-------- Sayfa alıntısı

İstanbul Müftülüğü
Nasuh Mahruki yolculuğa/yolculuğuna nasıl başladı?
Nasuh Mahruki: Çocukluğumdan itibaren doğayla, hayvanlarla aram hep çok iyi oldu. Oturduğumuz bahçeli bu evi büyükbabam yaptırmış. Burada o kadar çok hayvan besledim ki; köpek, kaplumbağa, tavşan, keklik, tavuk, kertenkele, beyaz fare, hamster, akvaryumda balıklar gibi pek çok hayvan. Üniversitede doğa sporları ile tanışma fırsatım oldu.
Doğaya ilgim zaten vardı, bir de buna sportif bir açılım katma şansım oldu. Bu sırada 20 yaşındaydım ve Bilkent Üniversitesi İşletme Fakültesinde okuyordum. Dağcılığın akabinde mağaracılık, yamaç paraşütü ve aletli dalış gibi sporlara da başladım. O dönemde bunlardan büyük keyif aldım. Zaten doğada yapılan sporlar insanı gerçekten çok heyecanlandırıyor ve bambaşka duygular yaşatıyor. Doğanın eşsiz güzelliğinin içinde bir faaliyet yapıyorsunuz. Bedeniniz ve aklınızla orada olmaktan keyif duyuyorsunuz. Hemde bütün bunları
Tırmanışlar veya yolculuklarınızda sık sık yalnız kalma fırsatınız oluyor. İnsanlardan uzak kalmanın ve tabiata yakın olmanın hissettirdikleri nelerdir? Uzak kaldığınızda kent yaşamını özler misiniz?

----------------
-------- Veri

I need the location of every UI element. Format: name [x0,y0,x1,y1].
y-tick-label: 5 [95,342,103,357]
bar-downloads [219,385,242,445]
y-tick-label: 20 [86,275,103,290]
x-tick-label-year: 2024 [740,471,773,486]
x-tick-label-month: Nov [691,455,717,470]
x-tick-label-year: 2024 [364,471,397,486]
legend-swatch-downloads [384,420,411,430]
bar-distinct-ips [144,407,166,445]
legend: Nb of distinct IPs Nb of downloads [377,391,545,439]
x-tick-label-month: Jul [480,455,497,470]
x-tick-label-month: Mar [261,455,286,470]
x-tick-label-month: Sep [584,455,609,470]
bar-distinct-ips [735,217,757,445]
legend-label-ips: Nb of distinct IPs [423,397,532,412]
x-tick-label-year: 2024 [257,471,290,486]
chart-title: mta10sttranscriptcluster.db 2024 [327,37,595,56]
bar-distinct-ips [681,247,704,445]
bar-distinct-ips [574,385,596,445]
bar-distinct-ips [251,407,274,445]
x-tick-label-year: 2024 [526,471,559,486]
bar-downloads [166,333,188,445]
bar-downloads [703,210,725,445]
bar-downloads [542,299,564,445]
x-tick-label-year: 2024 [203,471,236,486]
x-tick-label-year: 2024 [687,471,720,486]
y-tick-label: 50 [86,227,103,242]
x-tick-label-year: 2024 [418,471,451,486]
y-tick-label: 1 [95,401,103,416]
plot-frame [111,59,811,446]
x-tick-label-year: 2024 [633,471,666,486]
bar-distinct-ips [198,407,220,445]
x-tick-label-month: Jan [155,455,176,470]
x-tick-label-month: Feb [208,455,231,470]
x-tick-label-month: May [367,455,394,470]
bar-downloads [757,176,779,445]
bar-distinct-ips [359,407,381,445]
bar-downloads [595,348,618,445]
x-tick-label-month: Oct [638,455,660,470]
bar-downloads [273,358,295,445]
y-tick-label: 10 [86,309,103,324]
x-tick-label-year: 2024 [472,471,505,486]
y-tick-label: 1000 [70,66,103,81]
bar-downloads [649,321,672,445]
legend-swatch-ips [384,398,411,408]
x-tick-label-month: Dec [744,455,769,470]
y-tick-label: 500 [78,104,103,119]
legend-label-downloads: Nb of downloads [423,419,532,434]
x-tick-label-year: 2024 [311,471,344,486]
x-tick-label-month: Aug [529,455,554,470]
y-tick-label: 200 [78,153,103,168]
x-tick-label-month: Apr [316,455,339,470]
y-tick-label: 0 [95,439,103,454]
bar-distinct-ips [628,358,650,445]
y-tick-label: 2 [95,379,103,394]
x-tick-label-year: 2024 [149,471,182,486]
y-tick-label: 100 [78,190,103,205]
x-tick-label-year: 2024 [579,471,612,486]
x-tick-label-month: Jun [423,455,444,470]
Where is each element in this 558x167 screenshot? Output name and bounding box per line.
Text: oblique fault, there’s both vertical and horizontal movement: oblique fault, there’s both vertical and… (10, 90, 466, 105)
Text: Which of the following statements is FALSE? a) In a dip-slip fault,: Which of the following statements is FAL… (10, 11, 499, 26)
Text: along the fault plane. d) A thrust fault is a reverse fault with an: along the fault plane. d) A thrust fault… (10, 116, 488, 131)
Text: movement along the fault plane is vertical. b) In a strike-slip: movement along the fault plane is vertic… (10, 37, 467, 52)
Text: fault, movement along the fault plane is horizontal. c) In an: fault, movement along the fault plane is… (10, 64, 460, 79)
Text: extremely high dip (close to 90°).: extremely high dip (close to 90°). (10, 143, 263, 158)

----------------

Görev
Sayfa alıntısına göre Nasuh Mahruki doğa sporlarına başladığı dönemde kaç yaşındaydı ve nerede okuyordu?

Alıştırma yanıtı
20 yaşındaydı ve Bilkent Üniversitesi İşletme Fakültesinde okuyordu.